**Task requirements**: Each line containing the word "системы" needs to be copied.

**Input for this task**:
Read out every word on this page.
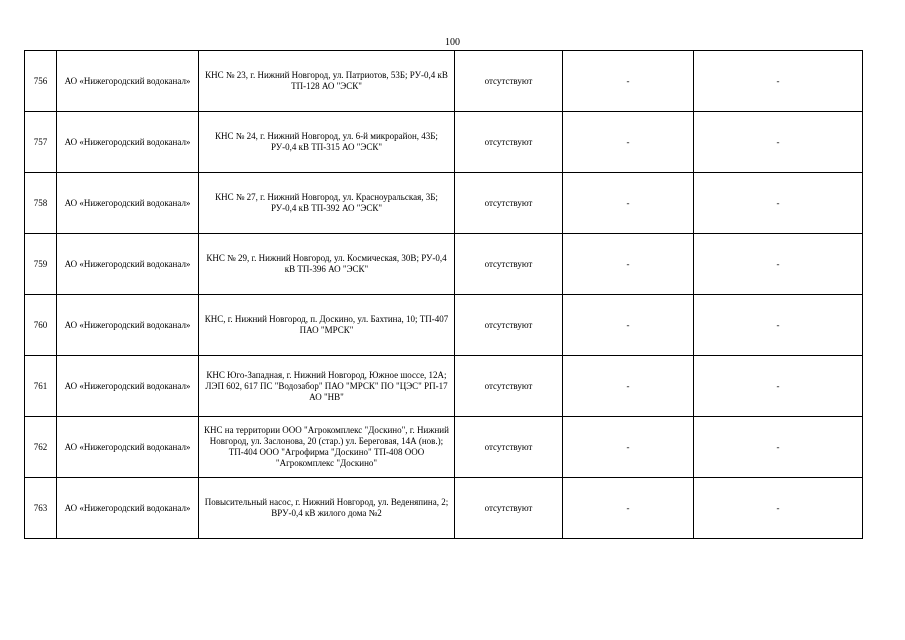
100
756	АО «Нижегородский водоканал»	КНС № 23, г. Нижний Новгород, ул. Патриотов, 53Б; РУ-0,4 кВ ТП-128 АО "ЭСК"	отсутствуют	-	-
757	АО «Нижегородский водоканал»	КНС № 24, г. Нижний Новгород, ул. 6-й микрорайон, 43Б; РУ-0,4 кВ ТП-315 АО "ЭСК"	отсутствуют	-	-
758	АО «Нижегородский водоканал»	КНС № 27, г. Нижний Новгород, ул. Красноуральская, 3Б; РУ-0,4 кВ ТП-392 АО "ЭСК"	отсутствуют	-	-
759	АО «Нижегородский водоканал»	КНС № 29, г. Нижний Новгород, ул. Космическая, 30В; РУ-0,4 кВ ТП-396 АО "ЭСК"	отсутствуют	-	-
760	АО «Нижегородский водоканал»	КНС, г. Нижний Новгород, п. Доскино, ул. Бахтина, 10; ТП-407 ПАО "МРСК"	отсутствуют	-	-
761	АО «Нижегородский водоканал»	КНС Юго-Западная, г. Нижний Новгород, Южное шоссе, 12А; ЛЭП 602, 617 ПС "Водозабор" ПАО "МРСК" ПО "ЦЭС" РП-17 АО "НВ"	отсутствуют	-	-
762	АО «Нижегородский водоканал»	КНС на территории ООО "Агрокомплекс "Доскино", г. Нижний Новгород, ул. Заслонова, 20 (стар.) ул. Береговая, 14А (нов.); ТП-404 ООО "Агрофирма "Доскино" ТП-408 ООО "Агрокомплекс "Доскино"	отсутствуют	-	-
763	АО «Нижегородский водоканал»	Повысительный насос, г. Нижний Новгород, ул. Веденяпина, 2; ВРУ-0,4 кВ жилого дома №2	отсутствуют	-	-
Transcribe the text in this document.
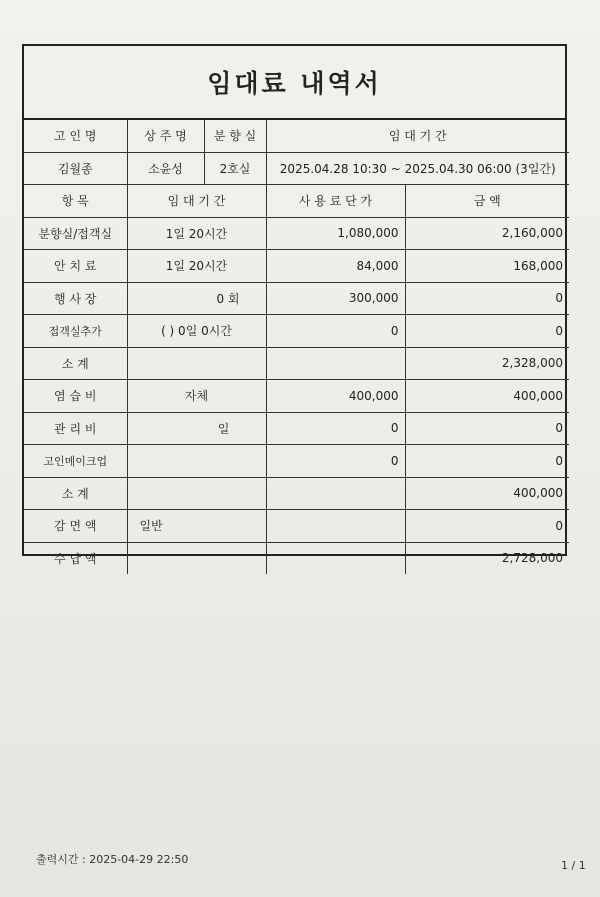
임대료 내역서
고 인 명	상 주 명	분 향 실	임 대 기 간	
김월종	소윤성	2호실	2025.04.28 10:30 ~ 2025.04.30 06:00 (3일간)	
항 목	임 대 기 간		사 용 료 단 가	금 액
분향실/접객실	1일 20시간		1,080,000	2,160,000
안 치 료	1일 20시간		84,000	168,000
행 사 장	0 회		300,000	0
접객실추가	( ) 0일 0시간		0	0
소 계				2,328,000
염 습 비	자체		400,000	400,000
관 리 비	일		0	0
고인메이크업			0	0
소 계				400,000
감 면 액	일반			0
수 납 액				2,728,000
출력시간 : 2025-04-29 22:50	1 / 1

--

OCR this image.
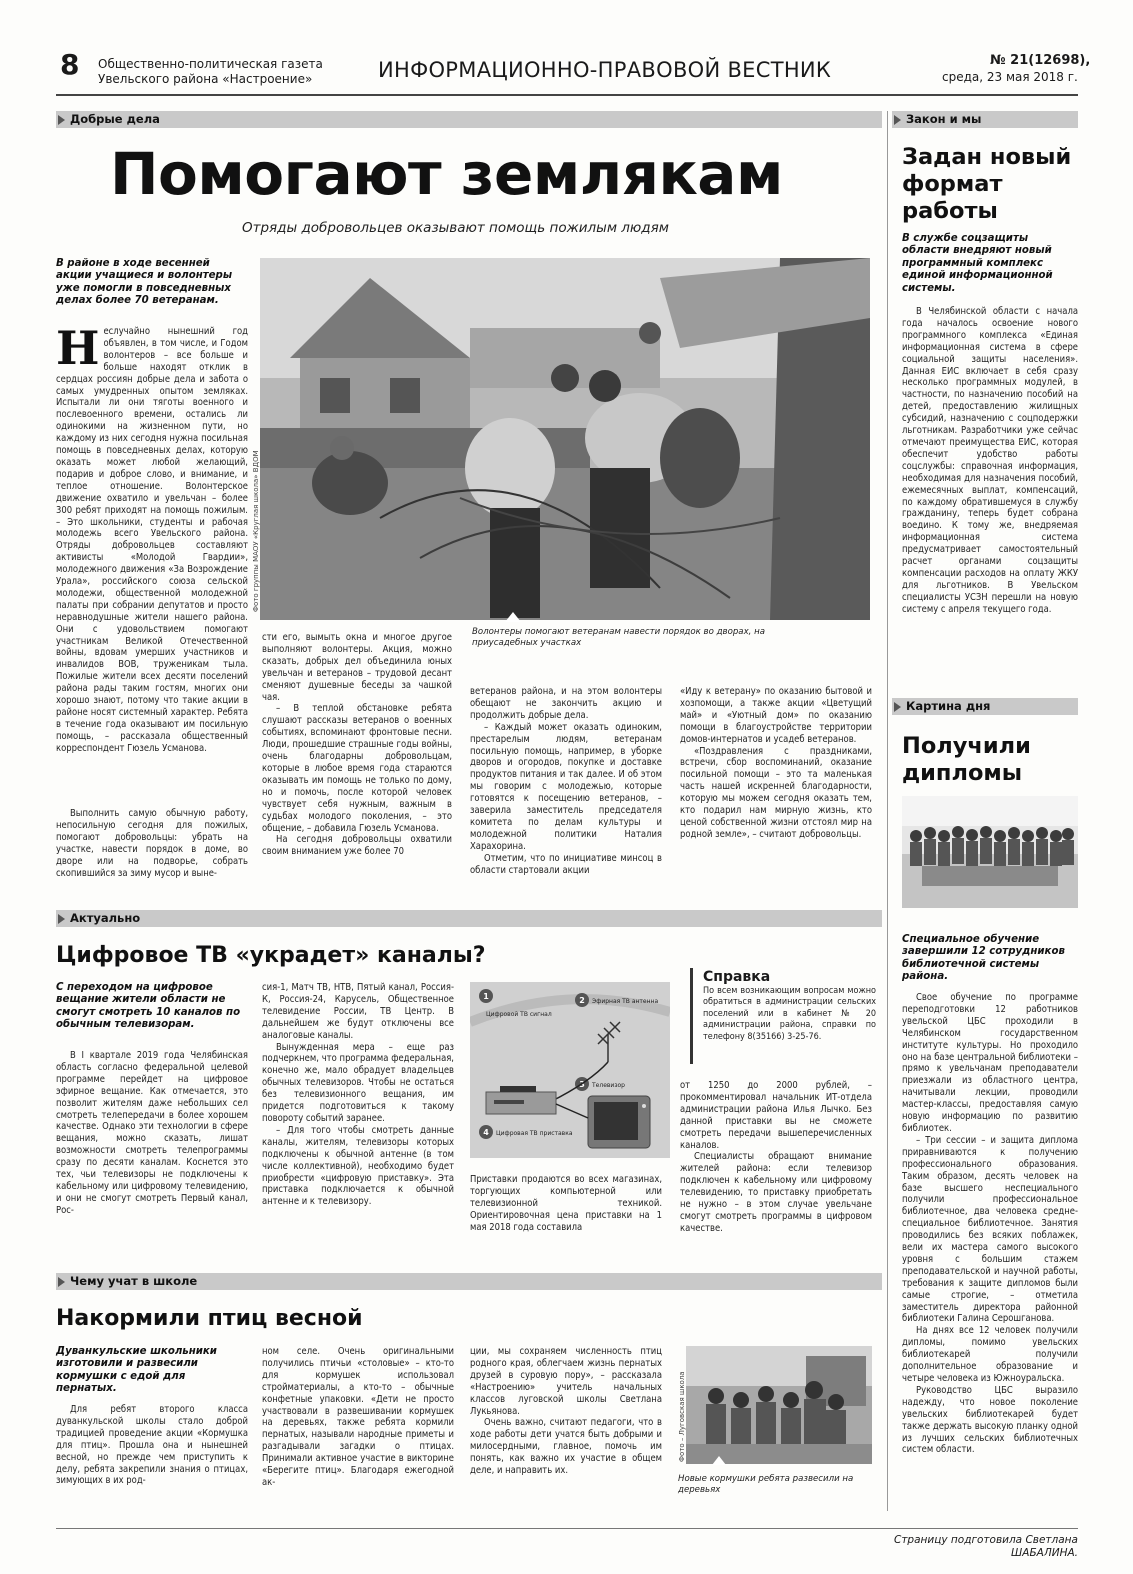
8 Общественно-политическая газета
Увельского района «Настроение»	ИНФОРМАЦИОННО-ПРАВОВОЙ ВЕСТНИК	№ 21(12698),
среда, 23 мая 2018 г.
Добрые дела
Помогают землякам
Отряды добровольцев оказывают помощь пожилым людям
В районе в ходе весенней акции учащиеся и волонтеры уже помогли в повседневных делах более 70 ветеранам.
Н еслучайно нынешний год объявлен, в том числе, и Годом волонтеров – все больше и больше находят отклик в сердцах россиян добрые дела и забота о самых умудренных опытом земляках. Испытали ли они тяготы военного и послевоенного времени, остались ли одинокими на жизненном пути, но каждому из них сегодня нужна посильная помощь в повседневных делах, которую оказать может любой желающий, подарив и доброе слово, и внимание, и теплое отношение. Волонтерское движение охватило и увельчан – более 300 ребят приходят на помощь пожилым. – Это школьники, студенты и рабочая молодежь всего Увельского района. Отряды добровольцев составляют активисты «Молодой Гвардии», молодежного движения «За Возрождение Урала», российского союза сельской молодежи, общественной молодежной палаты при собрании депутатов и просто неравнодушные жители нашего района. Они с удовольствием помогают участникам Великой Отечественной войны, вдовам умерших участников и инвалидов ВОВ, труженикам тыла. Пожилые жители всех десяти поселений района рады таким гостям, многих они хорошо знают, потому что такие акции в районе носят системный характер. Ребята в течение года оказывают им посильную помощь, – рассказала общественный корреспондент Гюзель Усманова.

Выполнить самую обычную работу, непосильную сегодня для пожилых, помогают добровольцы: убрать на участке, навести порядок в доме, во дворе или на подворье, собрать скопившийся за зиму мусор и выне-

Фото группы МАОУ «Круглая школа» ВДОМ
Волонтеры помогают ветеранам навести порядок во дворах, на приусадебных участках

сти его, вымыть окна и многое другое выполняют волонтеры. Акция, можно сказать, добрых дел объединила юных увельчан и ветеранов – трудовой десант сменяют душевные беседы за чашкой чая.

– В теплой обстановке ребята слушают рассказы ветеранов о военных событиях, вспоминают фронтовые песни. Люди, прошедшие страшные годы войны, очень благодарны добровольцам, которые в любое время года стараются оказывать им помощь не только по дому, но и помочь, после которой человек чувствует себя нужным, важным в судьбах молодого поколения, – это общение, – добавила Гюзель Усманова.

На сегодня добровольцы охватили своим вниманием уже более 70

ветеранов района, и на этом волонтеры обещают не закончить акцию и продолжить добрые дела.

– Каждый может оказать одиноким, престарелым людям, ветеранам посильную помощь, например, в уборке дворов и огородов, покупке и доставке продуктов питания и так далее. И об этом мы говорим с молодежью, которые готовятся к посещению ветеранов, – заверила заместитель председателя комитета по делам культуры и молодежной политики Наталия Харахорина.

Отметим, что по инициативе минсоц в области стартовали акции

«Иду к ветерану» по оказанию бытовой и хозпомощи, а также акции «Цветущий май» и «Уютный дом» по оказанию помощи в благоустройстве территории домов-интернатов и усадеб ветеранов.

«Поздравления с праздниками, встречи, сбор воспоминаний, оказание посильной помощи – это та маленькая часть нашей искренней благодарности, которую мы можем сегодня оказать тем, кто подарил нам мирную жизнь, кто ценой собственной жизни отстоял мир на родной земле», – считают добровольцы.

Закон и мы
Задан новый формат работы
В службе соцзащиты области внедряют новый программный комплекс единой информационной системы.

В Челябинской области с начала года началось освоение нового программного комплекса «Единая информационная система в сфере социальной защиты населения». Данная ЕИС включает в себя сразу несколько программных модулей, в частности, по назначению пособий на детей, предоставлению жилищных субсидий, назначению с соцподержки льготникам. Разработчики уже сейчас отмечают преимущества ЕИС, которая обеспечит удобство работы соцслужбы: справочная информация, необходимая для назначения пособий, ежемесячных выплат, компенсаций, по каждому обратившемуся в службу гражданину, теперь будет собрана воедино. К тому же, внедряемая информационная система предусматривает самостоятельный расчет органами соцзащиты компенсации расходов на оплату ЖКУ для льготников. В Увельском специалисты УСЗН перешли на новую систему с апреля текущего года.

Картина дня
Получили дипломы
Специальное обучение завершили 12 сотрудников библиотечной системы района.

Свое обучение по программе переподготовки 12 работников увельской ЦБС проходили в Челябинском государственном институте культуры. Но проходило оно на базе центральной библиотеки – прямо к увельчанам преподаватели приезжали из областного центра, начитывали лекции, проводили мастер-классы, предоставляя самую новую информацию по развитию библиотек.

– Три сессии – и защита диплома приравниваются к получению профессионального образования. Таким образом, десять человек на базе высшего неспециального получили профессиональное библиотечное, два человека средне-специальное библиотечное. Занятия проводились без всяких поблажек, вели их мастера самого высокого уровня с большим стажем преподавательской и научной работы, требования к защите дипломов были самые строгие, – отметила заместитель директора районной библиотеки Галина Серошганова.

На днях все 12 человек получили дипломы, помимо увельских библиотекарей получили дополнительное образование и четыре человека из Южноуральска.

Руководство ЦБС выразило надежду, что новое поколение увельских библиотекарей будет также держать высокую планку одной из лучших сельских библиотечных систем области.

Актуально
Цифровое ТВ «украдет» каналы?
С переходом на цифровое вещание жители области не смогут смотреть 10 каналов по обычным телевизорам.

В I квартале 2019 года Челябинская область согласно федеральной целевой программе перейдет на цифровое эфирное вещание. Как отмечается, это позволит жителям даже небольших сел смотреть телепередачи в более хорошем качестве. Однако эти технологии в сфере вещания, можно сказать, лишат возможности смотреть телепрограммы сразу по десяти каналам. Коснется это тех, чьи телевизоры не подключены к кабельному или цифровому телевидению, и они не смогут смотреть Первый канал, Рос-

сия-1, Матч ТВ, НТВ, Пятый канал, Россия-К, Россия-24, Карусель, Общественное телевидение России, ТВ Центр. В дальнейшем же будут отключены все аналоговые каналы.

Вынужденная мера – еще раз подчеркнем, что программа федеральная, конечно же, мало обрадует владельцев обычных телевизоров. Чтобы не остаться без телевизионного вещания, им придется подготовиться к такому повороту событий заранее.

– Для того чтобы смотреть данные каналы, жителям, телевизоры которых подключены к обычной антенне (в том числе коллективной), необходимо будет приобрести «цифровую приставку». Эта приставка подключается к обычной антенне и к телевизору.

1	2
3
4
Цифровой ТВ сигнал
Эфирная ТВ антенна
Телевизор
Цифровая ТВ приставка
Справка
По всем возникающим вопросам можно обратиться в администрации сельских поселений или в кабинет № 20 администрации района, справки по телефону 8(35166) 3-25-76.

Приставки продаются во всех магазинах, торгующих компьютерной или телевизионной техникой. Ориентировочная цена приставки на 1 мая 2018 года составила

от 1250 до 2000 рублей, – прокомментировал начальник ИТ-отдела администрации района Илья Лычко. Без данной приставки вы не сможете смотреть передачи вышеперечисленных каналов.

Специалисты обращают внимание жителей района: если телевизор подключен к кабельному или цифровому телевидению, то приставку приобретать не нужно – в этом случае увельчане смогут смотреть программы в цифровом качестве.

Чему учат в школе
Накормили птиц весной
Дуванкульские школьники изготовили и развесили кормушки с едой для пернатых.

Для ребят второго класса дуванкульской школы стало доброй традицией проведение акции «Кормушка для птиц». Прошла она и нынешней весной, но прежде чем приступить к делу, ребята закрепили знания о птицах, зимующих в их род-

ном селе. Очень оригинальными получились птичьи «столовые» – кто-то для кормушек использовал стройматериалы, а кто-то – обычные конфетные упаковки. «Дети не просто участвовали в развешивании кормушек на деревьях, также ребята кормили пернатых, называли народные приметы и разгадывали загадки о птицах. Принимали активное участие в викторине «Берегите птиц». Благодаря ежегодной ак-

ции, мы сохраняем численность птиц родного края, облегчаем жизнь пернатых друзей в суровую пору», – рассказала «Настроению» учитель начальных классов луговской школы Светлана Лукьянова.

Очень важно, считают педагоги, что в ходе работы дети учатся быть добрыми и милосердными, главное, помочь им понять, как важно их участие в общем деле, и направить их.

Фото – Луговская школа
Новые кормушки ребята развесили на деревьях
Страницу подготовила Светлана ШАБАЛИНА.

* * *

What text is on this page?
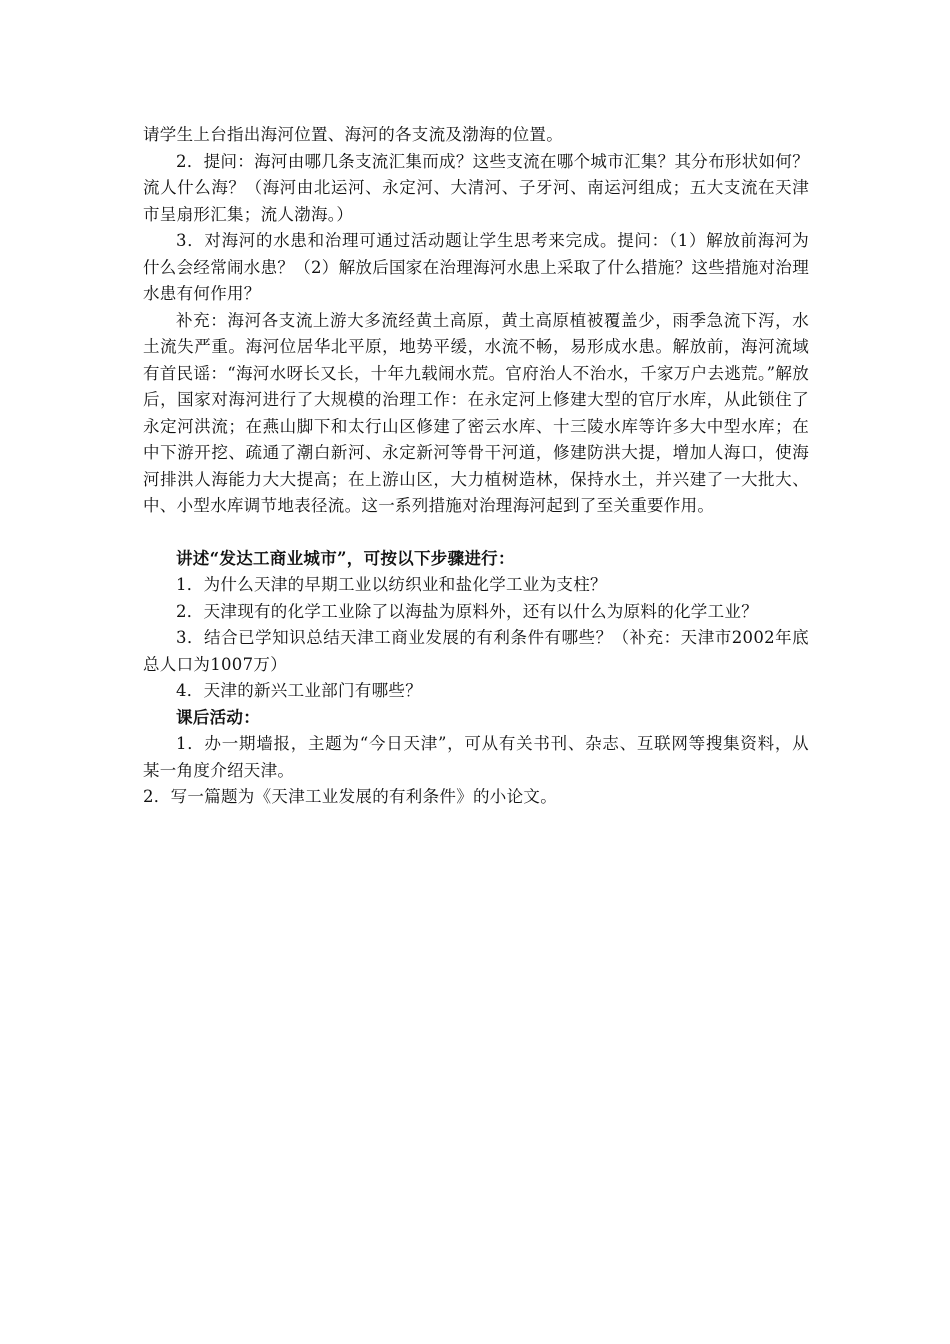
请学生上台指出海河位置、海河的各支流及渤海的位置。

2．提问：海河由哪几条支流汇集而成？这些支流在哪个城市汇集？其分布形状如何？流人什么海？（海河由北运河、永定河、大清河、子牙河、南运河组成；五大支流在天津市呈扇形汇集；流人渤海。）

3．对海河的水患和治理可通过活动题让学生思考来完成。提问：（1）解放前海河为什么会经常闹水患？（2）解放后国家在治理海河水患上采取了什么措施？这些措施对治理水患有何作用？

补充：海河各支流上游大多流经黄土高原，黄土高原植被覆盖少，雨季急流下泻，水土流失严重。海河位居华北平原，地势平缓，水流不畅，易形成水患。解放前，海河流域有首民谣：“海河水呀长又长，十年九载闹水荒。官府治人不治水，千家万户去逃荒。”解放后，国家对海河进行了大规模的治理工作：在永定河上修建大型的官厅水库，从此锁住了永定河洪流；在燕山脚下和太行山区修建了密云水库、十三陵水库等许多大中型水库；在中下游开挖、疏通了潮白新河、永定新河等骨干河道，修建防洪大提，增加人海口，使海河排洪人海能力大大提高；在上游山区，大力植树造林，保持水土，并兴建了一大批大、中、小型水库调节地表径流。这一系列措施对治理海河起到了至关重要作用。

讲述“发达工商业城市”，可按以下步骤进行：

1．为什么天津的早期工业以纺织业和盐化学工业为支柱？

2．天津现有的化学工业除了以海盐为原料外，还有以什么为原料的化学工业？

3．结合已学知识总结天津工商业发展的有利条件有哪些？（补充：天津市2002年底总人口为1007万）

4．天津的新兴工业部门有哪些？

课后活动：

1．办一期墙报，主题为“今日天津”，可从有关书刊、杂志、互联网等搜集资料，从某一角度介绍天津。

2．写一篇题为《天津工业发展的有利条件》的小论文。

**Completed exercise**:
В службе соцзащиты области внедряют новый программный комплекс единой информационной системы.
Специальное обучение завершили 12 сотрудников библиотечной системы района.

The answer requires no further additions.